- [Records provided]

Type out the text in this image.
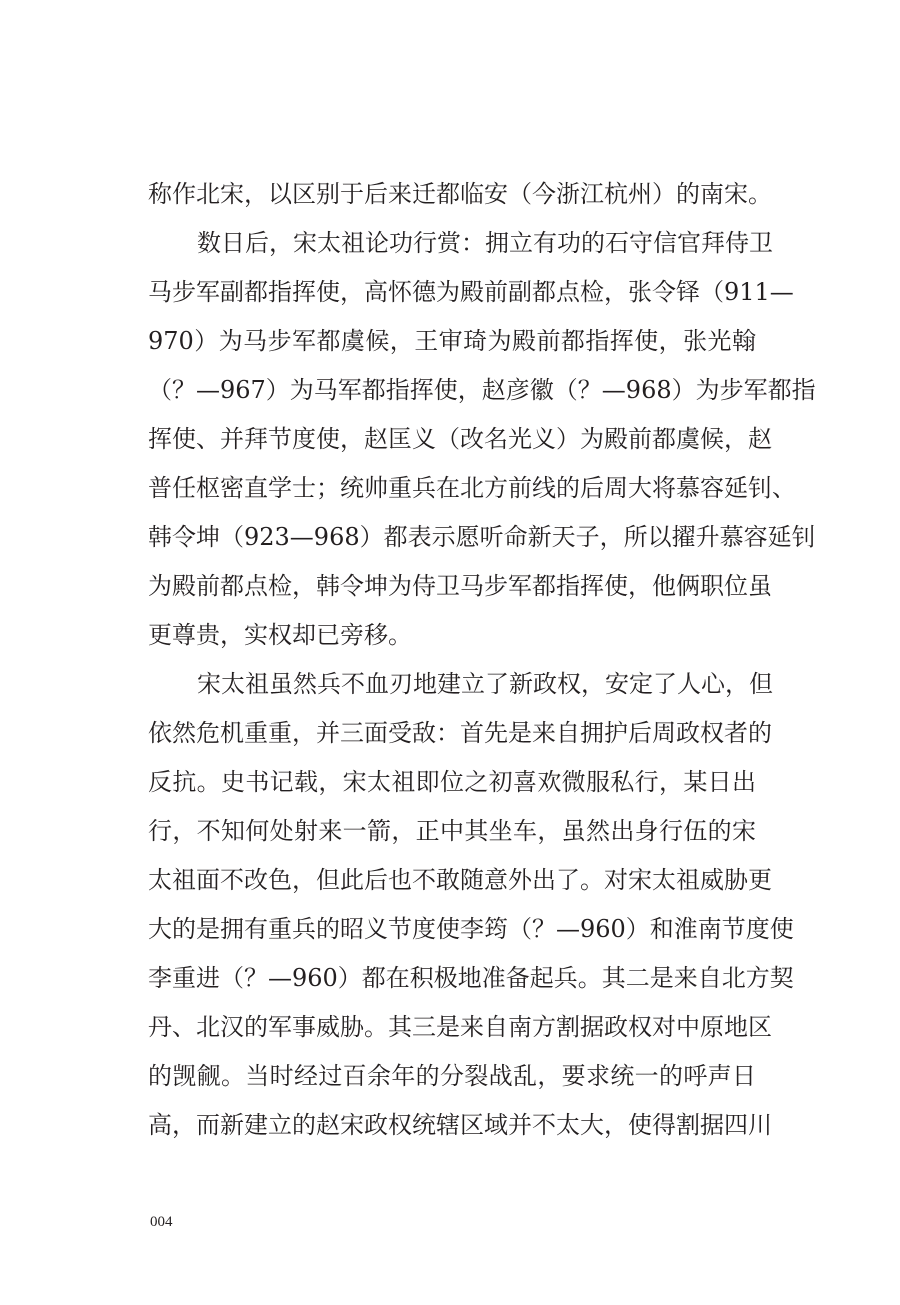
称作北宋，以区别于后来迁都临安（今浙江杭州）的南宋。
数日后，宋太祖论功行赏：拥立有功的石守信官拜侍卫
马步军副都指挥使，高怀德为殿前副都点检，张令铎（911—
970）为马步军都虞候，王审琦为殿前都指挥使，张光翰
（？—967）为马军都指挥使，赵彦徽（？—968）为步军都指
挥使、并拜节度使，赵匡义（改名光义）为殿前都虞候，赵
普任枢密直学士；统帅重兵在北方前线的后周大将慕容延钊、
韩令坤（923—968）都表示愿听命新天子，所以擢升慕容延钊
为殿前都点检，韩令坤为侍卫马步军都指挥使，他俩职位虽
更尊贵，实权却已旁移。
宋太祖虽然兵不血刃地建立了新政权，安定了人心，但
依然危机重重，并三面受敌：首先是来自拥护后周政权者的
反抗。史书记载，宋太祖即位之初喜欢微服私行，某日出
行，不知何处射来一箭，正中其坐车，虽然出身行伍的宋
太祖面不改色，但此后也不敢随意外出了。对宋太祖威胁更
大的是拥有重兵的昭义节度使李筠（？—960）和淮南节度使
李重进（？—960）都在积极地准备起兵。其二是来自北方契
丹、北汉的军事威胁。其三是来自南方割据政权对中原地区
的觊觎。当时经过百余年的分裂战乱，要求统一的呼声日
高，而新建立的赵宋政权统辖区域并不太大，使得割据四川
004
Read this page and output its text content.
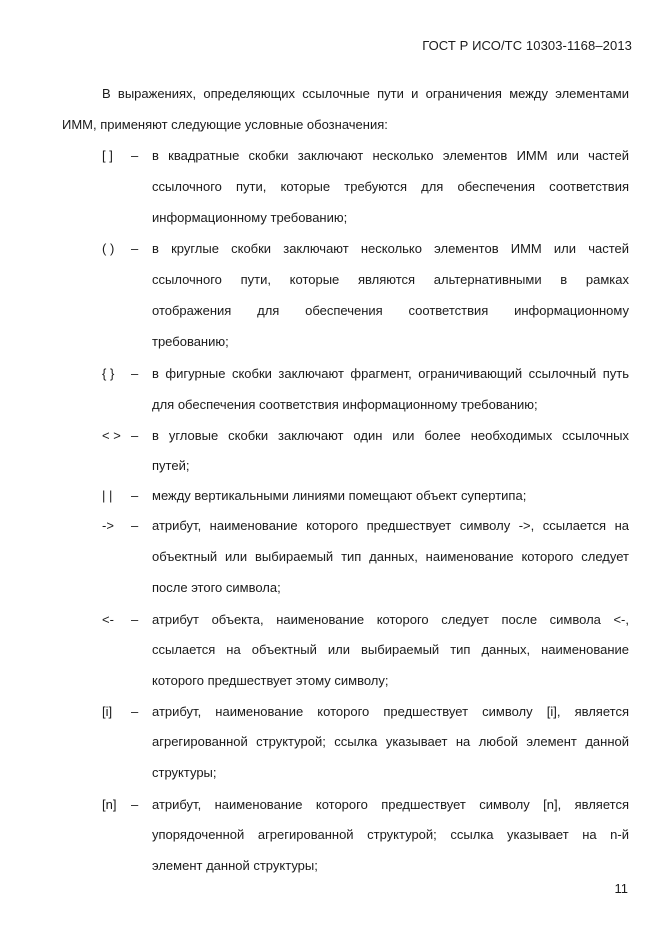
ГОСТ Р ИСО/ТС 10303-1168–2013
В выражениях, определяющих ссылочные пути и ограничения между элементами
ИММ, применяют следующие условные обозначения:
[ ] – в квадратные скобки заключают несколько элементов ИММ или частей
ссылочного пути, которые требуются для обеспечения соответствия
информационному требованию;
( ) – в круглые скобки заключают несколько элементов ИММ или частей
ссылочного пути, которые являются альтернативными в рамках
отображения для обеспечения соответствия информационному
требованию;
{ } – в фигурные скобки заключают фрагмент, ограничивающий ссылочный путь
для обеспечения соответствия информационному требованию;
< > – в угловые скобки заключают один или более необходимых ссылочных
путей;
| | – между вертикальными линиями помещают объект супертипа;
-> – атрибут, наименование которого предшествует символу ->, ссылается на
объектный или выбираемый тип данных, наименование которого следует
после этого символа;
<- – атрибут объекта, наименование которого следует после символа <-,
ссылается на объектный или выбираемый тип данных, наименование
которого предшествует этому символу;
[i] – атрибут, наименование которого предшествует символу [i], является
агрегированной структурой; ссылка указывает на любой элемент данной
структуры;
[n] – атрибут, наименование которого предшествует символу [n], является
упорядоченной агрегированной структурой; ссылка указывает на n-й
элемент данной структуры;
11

- [Exercise aim]
Omit the pictures and output all of the other material exactly.

- [Exercise answer]
Type out the text in this image.
称作北宋，以区别于后来迁都临安（今浙江杭州）的南宋。
数日后，宋太祖论功行赏：拥立有功的石守信官拜侍卫
马步军副都指挥使，高怀德为殿前副都点检，张令铎（911—
970）为马步军都虞候，王审琦为殿前都指挥使，张光翰
（？—967）为马军都指挥使，赵彦徽（？—968）为步军都指
挥使、并拜节度使，赵匡义（改名光义）为殿前都虞候，赵
普任枢密直学士；统帅重兵在北方前线的后周大将慕容延钊、
韩令坤（923—968）都表示愿听命新天子，所以擢升慕容延钊
为殿前都点检，韩令坤为侍卫马步军都指挥使，他俩职位虽
更尊贵，实权却已旁移。
宋太祖虽然兵不血刃地建立了新政权，安定了人心，但
依然危机重重，并三面受敌：首先是来自拥护后周政权者的
反抗。史书记载，宋太祖即位之初喜欢微服私行，某日出
行，不知何处射来一箭，正中其坐车，虽然出身行伍的宋
太祖面不改色，但此后也不敢随意外出了。对宋太祖威胁更
大的是拥有重兵的昭义节度使李筠（？—960）和淮南节度使
李重进（？—960）都在积极地准备起兵。其二是来自北方契
丹、北汉的军事威胁。其三是来自南方割据政权对中原地区
的觊觎。当时经过百余年的分裂战乱，要求统一的呼声日
高，而新建立的赵宋政权统辖区域并不太大，使得割据四川
004
Read this page and output its text content.
ГОСТ Р ИСО/ТС 10303-1168–2013
В выражениях, определяющих ссылочные пути и ограничения между элементами
ИММ, применяют следующие условные обозначения:
[ ] – в квадратные скобки заключают несколько элементов ИММ или частей
ссылочного пути, которые требуются для обеспечения соответствия
информационному требованию;
( ) – в круглые скобки заключают несколько элементов ИММ или частей
ссылочного пути, которые являются альтернативными в рамках
отображения для обеспечения соответствия информационному
требованию;
{ } – в фигурные скобки заключают фрагмент, ограничивающий ссылочный путь
для обеспечения соответствия информационному требованию;
< > – в угловые скобки заключают один или более необходимых ссылочных
путей;
| | – между вертикальными линиями помещают объект супертипа;
-> – атрибут, наименование которого предшествует символу ->, ссылается на
объектный или выбираемый тип данных, наименование которого следует
после этого символа;
<- – атрибут объекта, наименование которого следует после символа <-,
ссылается на объектный или выбираемый тип данных, наименование
которого предшествует этому символу;
[i] – атрибут, наименование которого предшествует символу [i], является
агрегированной структурой; ссылка указывает на любой элемент данной
структуры;
[n] – атрибут, наименование которого предшествует символу [n], является
упорядоченной агрегированной структурой; ссылка указывает на n-й
элемент данной структуры;
11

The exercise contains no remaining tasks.